* START DATA FOR THIS EXERCISE *

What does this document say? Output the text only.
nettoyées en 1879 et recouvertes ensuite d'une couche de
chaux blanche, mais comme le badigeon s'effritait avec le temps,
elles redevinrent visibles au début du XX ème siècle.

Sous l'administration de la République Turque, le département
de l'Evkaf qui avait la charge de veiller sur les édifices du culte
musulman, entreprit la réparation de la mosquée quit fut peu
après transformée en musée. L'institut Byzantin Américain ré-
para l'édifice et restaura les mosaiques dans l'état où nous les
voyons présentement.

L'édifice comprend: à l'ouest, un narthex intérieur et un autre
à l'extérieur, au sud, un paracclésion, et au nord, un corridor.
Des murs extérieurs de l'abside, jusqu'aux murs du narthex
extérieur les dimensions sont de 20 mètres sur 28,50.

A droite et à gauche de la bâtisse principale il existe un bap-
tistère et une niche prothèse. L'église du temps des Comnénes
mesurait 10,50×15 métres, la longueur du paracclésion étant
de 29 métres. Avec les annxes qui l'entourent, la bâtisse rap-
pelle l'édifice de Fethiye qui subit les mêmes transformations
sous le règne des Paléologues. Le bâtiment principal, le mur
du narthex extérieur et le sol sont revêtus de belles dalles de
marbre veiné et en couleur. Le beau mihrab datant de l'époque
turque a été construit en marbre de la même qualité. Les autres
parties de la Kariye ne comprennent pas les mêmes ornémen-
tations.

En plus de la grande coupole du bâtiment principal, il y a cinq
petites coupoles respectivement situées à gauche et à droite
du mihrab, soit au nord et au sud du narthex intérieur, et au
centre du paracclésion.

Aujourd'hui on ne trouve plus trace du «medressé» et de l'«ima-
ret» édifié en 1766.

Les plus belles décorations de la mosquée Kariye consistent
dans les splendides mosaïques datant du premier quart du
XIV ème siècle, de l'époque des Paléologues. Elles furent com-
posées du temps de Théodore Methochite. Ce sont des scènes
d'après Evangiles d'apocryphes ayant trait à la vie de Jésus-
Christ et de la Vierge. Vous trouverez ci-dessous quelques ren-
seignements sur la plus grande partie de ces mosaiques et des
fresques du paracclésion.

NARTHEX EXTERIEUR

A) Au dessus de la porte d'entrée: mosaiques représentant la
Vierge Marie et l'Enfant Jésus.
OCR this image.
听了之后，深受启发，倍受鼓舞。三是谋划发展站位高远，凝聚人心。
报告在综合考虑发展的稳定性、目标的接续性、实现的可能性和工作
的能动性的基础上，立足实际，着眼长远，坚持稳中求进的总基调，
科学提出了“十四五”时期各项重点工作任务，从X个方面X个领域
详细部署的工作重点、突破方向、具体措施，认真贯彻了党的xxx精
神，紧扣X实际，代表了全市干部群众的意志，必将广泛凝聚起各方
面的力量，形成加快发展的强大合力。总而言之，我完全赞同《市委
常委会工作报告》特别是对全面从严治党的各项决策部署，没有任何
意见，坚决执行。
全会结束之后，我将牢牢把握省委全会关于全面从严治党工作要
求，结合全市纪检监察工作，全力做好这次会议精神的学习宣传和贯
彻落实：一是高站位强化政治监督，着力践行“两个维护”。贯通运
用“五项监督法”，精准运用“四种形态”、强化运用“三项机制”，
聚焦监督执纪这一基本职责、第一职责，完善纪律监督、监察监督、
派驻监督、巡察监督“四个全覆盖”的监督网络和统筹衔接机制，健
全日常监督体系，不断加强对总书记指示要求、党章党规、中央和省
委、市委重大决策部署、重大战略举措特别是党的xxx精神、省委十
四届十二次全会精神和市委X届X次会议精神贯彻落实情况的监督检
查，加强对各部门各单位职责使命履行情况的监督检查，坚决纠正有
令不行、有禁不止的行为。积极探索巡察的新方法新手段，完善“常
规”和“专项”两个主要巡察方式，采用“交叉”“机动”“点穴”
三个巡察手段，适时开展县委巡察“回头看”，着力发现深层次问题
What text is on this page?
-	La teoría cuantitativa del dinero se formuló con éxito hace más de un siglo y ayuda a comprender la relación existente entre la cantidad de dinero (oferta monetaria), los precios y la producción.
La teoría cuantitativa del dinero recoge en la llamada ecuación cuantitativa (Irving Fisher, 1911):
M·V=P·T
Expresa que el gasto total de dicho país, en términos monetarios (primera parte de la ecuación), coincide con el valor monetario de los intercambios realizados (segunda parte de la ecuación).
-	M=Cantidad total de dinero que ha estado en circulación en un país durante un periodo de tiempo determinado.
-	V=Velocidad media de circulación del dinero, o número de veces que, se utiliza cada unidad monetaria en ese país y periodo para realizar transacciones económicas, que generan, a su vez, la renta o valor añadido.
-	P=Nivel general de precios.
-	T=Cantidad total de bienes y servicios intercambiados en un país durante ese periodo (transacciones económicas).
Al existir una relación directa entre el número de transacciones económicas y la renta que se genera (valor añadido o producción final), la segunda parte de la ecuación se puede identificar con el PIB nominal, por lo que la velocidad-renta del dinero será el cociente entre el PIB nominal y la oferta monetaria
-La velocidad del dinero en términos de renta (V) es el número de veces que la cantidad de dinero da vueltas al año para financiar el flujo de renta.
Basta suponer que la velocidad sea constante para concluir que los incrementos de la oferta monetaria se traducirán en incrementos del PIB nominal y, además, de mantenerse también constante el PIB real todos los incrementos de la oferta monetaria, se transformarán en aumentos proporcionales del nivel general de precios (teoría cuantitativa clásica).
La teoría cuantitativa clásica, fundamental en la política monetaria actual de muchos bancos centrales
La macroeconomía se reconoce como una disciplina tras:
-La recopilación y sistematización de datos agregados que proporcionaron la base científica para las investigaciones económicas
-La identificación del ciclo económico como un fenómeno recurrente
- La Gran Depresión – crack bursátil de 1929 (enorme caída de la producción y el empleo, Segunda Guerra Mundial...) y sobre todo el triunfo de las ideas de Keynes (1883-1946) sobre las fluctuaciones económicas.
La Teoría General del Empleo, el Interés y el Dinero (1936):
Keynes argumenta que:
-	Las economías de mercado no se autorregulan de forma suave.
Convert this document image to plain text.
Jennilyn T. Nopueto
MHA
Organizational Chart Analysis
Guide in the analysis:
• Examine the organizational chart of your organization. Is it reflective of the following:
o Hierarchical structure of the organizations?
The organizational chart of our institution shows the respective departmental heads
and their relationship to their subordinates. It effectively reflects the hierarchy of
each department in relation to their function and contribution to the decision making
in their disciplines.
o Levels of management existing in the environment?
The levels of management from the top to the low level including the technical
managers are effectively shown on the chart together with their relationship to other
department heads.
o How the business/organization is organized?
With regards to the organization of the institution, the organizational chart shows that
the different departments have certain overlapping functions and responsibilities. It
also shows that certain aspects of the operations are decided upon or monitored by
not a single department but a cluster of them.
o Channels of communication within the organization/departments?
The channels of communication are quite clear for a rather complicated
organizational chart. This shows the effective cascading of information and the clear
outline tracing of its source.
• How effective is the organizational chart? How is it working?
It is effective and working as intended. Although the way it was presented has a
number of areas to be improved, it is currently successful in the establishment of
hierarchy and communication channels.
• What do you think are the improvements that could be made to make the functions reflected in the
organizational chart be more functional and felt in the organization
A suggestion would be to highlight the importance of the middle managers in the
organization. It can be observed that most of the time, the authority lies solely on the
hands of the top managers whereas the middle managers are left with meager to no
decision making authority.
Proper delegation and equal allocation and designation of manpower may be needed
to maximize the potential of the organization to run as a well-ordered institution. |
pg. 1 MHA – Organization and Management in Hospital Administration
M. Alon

* END DATA FOR THIS EXERCISE *

#### WRITTEN INSTRUCTION:
Which lines contain the word "país"? Copy each one.

#### EXPECTED ANSWER:
Expresa que el gasto total de dicho país, en términos monetarios (primera parte de la ecuación), coincide con el valor monetario de los intercambios realizados (segunda parte de la ecuación).
-	M=Cantidad total de dinero que ha estado en circulación en un país durante un periodo de tiempo determinado.
-	V=Velocidad media de circulación del dinero, o número de veces que, se utiliza cada unidad monetaria en ese país y periodo para realizar transacciones económicas, que generan, a su vez, la renta o valor añadido.
-	T=Cantidad total de bienes y servicios intercambiados en un país durante ese periodo (transacciones económicas).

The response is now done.